--- Start The input ---
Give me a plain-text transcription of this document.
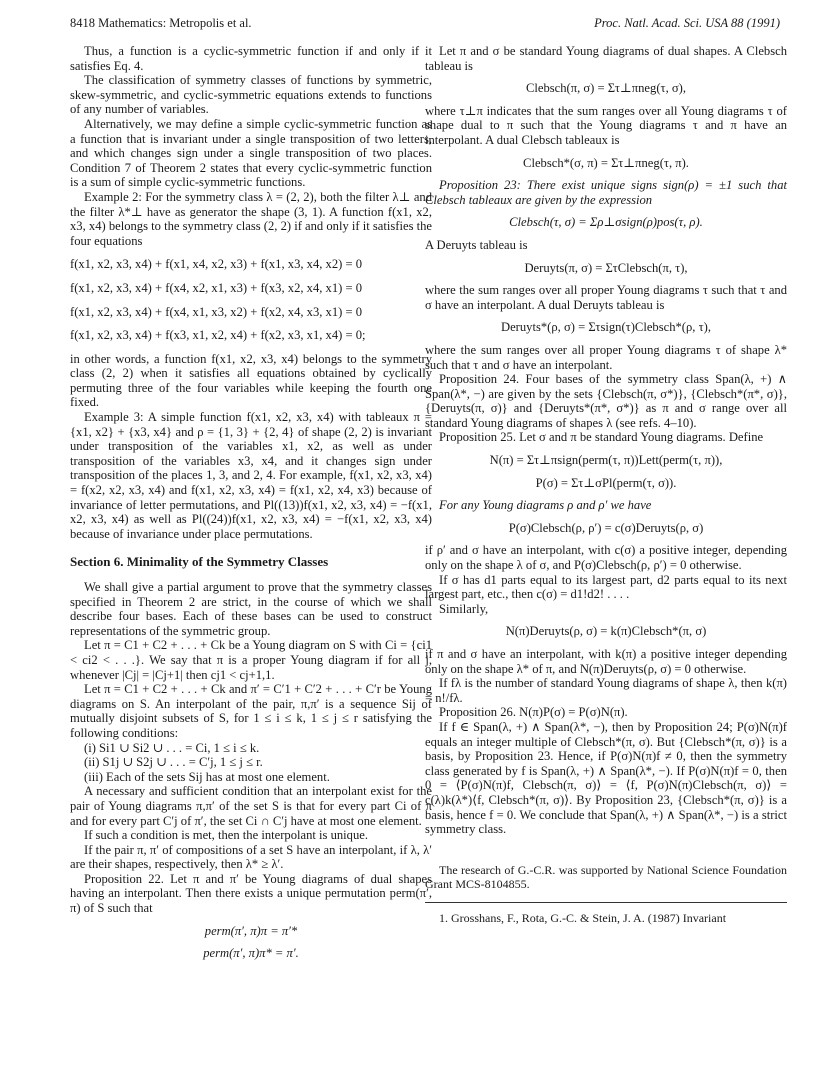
8418 Mathematics: Metropolis et al.	Proc. Natl. Acad. Sci. USA 88 (1991)

Thus, a function is a cyclic-symmetric function if and only if it satisfies Eq. 4.

The classification of symmetry classes of functions by symmetric, skew-symmetric, and cyclic-symmetric equations extends to functions of any number of variables.

Alternatively, we may define a simple cyclic-symmetric function as a function that is invariant under a single transposition of two letters, and which changes sign under a single transposition of two places. Condition 7 of Theorem 2 states that every cyclic-symmetric function is a sum of simple cyclic-symmetric functions.

Example 2: For the symmetry class λ = (2, 2), both the filter λ⊥ and the filter λ*⊥ have as generator the shape (3, 1). A function f(x1, x2, x3, x4) belongs to the symmetry class (2, 2) if and only if it satisfies the four equations

f(x1, x2, x3, x4) + f(x1, x4, x2, x3) + f(x1, x3, x4, x2) = 0

f(x1, x2, x3, x4) + f(x4, x2, x1, x3) + f(x3, x2, x4, x1) = 0

f(x1, x2, x3, x4) + f(x4, x1, x3, x2) + f(x2, x4, x3, x1) = 0

f(x1, x2, x3, x4) + f(x3, x1, x2, x4) + f(x2, x3, x1, x4) = 0;

in other words, a function f(x1, x2, x3, x4) belongs to the symmetry class (2, 2) when it satisfies all equations obtained by cyclically permuting three of the four variables while keeping the fourth one fixed.

Example 3: A simple function f(x1, x2, x3, x4) with tableaux π = {x1, x2} + {x3, x4} and ρ = {1, 3} + {2, 4} of shape (2, 2) is invariant under transposition of the variables x1, x2, as well as under transposition of the variables x3, x4, and it changes sign under transposition of the places 1, 3, and 2, 4. For example, f(x1, x2, x3, x4) = f(x2, x2, x3, x4) and f(x1, x2, x3, x4) = f(x1, x2, x4, x3) because of invariance of letter permutations, and Pl((13))f(x1, x2, x3, x4) = −f(x1, x2, x3, x4) as well as Pl((24))f(x1, x2, x3, x4) = −f(x1, x2, x3, x4) because of invariance under place permutations.

Section 6. Minimality of the Symmetry Classes

We shall give a partial argument to prove that the symmetry classes specified in Theorem 2 are strict, in the course of which we shall describe four bases. Each of these bases can be used to construct representations of the symmetric group.

Let π = C1 + C2 + . . . + Ck be a Young diagram on S with Ci = {ci1 < ci2 < . . .}. We say that π is a proper Young diagram if for all j, whenever |Cj| = |Cj+1| then cj1 < cj+1,1.

Let π = C1 + C2 + . . . + Ck and π′ = C′1 + C′2 + . . . + C′r be Young diagrams on S. An interpolant of the pair, π,π′ is a sequence Sij of mutually disjoint subsets of S, for 1 ≤ i ≤ k, 1 ≤ j ≤ r satisfying the following conditions:

(i) Si1 ∪ Si2 ∪ . . . = Ci, 1 ≤ i ≤ k.

(ii) S1j ∪ S2j ∪ . . . = C′j, 1 ≤ j ≤ r.

(iii) Each of the sets Sij has at most one element.

A necessary and sufficient condition that an interpolant exist for the pair of Young diagrams π,π′ of the set S is that for every part Ci of π and for every part C′j of π′, the set Ci ∩ C′j have at most one element.

If such a condition is met, then the interpolant is unique.

If the pair π, π′ of compositions of a set S have an interpolant, if λ, λ′ are their shapes, respectively, then λ* ≥ λ′.

Proposition 22. Let π and π′ be Young diagrams of dual shapes having an interpolant. Then there exists a unique permutation perm(π′, π) of S such that

perm(π′, π)π = π′*

perm(π′, π)π* = π′.

Let π and σ be standard Young diagrams of dual shapes. A Clebsch tableau is

Clebsch(π, σ) = Στ⊥πneg(τ, σ),

where τ⊥π indicates that the sum ranges over all Young diagrams τ of shape dual to π such that the Young diagrams τ and π have an interpolant. A dual Clebsch tableaux is

Clebsch*(σ, π) = Στ⊥πneg(τ, π).

Proposition 23: There exist unique signs sign(ρ) = ±1 such that Clebsch tableaux are given by the expression

Clebsch(τ, σ) = Σρ⊥σsign(ρ)pos(τ, ρ).

A Deruyts tableau is

Deruyts(π, σ) = ΣτClebsch(π, τ),

where the sum ranges over all proper Young diagrams τ such that τ and σ have an interpolant. A dual Deruyts tableau is

Deruyts*(ρ, σ) = Στsign(τ)Clebsch*(ρ, τ),

where the sum ranges over all proper Young diagrams τ of shape λ* such that τ and σ have an interpolant.

Proposition 24. Four bases of the symmetry class Span(λ, +) ∧ Span(λ*, −) are given by the sets {Clebsch(π, σ*)}, {Clebsch*(π*, σ)}, {Deruyts(π, σ)} and {Deruyts*(π*, σ*)} as π and σ range over all standard Young diagrams of shapes λ (see refs. 4–10).

Proposition 25. Let σ and π be standard Young diagrams. Define

N(π) = Στ⊥πsign(perm(τ, π))Lett(perm(τ, π)),

P(σ) = Στ⊥σPl(perm(τ, σ)).

For any Young diagrams ρ and ρ′ we have

P(σ)Clebsch(ρ, ρ′) = c(σ)Deruyts(ρ, σ)

if ρ′ and σ have an interpolant, with c(σ) a positive integer, depending only on the shape λ of σ, and P(σ)Clebsch(ρ, ρ′) = 0 otherwise.

If σ has d1 parts equal to its largest part, d2 parts equal to its next largest part, etc., then c(σ) = d1!d2! . . . .

Similarly,

N(π)Deruyts(ρ, σ) = k(π)Clebsch*(π, σ)

if π and σ have an interpolant, with k(π) a positive integer depending only on the shape λ* of π, and N(π)Deruyts(ρ, σ) = 0 otherwise.

If fλ is the number of standard Young diagrams of shape λ, then k(π) = n!/fλ.

Proposition 26. N(π)P(σ) = P(σ)N(π).

If f ∈ Span(λ, +) ∧ Span(λ*, −), then by Proposition 24; P(σ)N(π)f equals an integer multiple of Clebsch*(π, σ). But {Clebsch*(π, σ)} is a basis, by Proposition 23. Hence, if P(σ)N(π)f ≠ 0, then the symmetry class generated by f is Span(λ, +) ∧ Span(λ*, −). If P(σ)N(π)f = 0, then 0 = ⟨P(σ)N(π)f, Clebsch(π, σ)⟩ = ⟨f, P(σ)N(π)Clebsch(π, σ)⟩ = c(λ)k(λ*)⟨f, Clebsch*(π, σ)⟩. By Proposition 23, {Clebsch*(π, σ)} is a basis, hence f = 0. We conclude that Span(λ, +) ∧ Span(λ*, −) is a strict symmetry class.

The research of G.-C.R. was supported by National Science Foundation Grant MCS-8104855.

1. Grosshans, F., Rota, G.-C. & Stein, J. A. (1987) Invariant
--- End The input ---
▶ Given problem
Filter the listing above for the string "otherwise" and copy every matching line.

▶ Written answer
if ρ′ and σ have an interpolant, with c(σ) a positive integer, depending only on the shape λ of σ, and P(σ)Clebsch(ρ, ρ′) = 0 otherwise.
if π and σ have an interpolant, with k(π) a positive integer depending only on the shape λ* of π, and N(π)Deruyts(ρ, σ) = 0 otherwise.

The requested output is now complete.